SOURCE RECORDS
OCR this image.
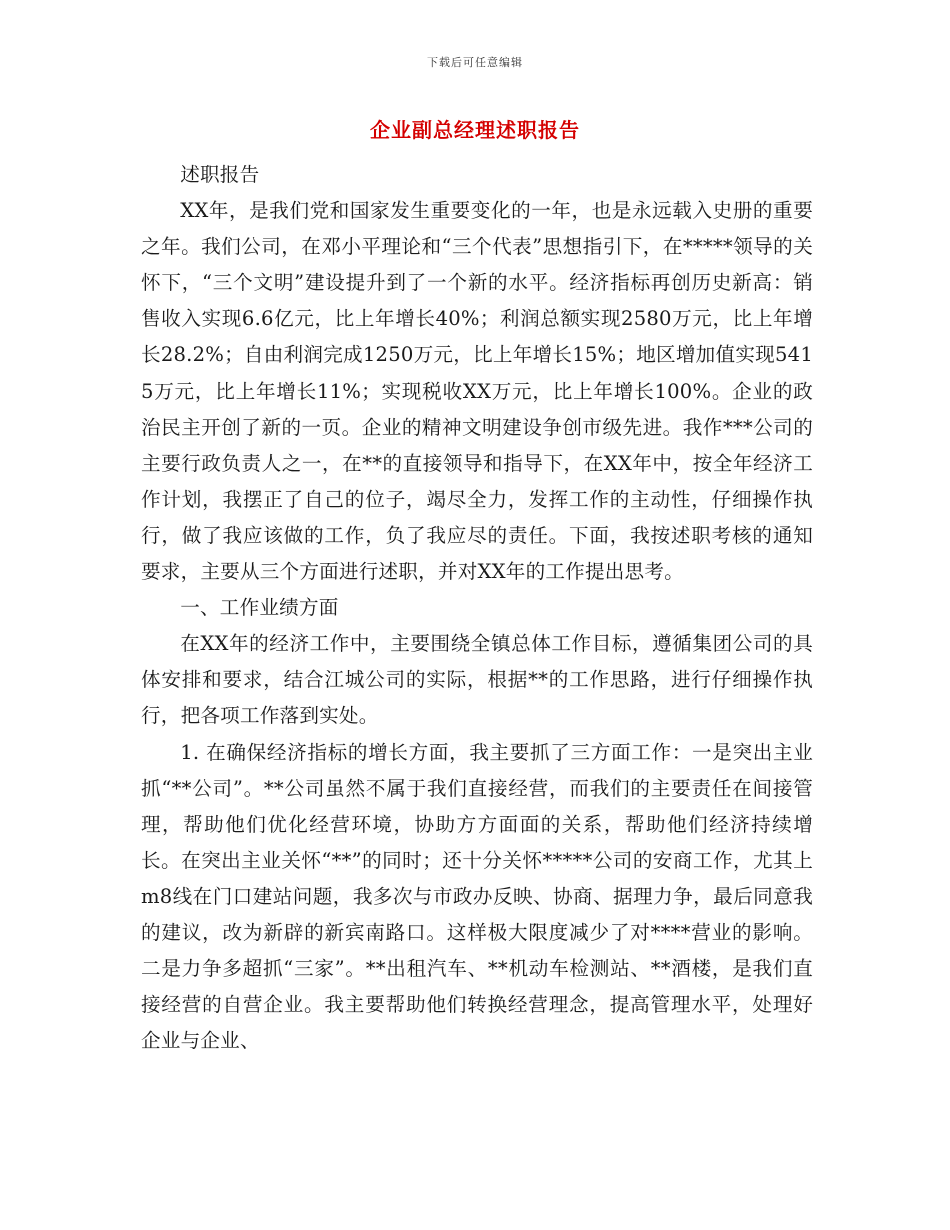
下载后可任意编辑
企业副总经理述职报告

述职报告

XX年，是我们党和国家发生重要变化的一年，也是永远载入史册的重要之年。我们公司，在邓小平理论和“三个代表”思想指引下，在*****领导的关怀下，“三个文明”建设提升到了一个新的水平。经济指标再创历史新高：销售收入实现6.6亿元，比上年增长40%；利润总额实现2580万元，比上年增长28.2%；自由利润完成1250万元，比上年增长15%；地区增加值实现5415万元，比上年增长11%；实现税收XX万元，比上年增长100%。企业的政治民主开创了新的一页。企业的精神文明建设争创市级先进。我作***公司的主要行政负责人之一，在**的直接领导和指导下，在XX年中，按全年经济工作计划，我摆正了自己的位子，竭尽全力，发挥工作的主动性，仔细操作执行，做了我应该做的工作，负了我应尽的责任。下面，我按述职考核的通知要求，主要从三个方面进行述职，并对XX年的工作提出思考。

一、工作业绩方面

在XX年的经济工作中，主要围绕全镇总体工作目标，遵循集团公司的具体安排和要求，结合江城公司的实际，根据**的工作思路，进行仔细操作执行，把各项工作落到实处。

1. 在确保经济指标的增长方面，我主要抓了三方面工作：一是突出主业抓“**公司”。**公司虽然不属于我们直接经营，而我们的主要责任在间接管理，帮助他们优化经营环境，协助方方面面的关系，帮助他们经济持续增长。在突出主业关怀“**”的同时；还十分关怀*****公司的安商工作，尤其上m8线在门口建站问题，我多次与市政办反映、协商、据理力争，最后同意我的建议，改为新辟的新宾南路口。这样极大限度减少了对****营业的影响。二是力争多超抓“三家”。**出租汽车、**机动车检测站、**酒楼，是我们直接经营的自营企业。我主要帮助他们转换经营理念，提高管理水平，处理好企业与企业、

GOAL OF THE EXERCISE
Reproduce every record above exactly, omitting the pictures.

CORRECT RESPONSE
OCR this image.
下载后可任意编辑
企业副总经理述职报告

述职报告

XX年，是我们党和国家发生重要变化的一年，也是永远载入史册的重要之年。我们公司，在邓小平理论和“三个代表”思想指引下，在*****领导的关怀下，“三个文明”建设提升到了一个新的水平。经济指标再创历史新高：销售收入实现6.6亿元，比上年增长40%；利润总额实现2580万元，比上年增长28.2%；自由利润完成1250万元，比上年增长15%；地区增加值实现5415万元，比上年增长11%；实现税收XX万元，比上年增长100%。企业的政治民主开创了新的一页。企业的精神文明建设争创市级先进。我作***公司的主要行政负责人之一，在**的直接领导和指导下，在XX年中，按全年经济工作计划，我摆正了自己的位子，竭尽全力，发挥工作的主动性，仔细操作执行，做了我应该做的工作，负了我应尽的责任。下面，我按述职考核的通知要求，主要从三个方面进行述职，并对XX年的工作提出思考。

一、工作业绩方面

在XX年的经济工作中，主要围绕全镇总体工作目标，遵循集团公司的具体安排和要求，结合江城公司的实际，根据**的工作思路，进行仔细操作执行，把各项工作落到实处。

1. 在确保经济指标的增长方面，我主要抓了三方面工作：一是突出主业抓“**公司”。**公司虽然不属于我们直接经营，而我们的主要责任在间接管理，帮助他们优化经营环境，协助方方面面的关系，帮助他们经济持续增长。在突出主业关怀“**”的同时；还十分关怀*****公司的安商工作，尤其上m8线在门口建站问题，我多次与市政办反映、协商、据理力争，最后同意我的建议，改为新辟的新宾南路口。这样极大限度减少了对****营业的影响。二是力争多超抓“三家”。**出租汽车、**机动车检测站、**酒楼，是我们直接经营的自营企业。我主要帮助他们转换经营理念，提高管理水平，处理好企业与企业、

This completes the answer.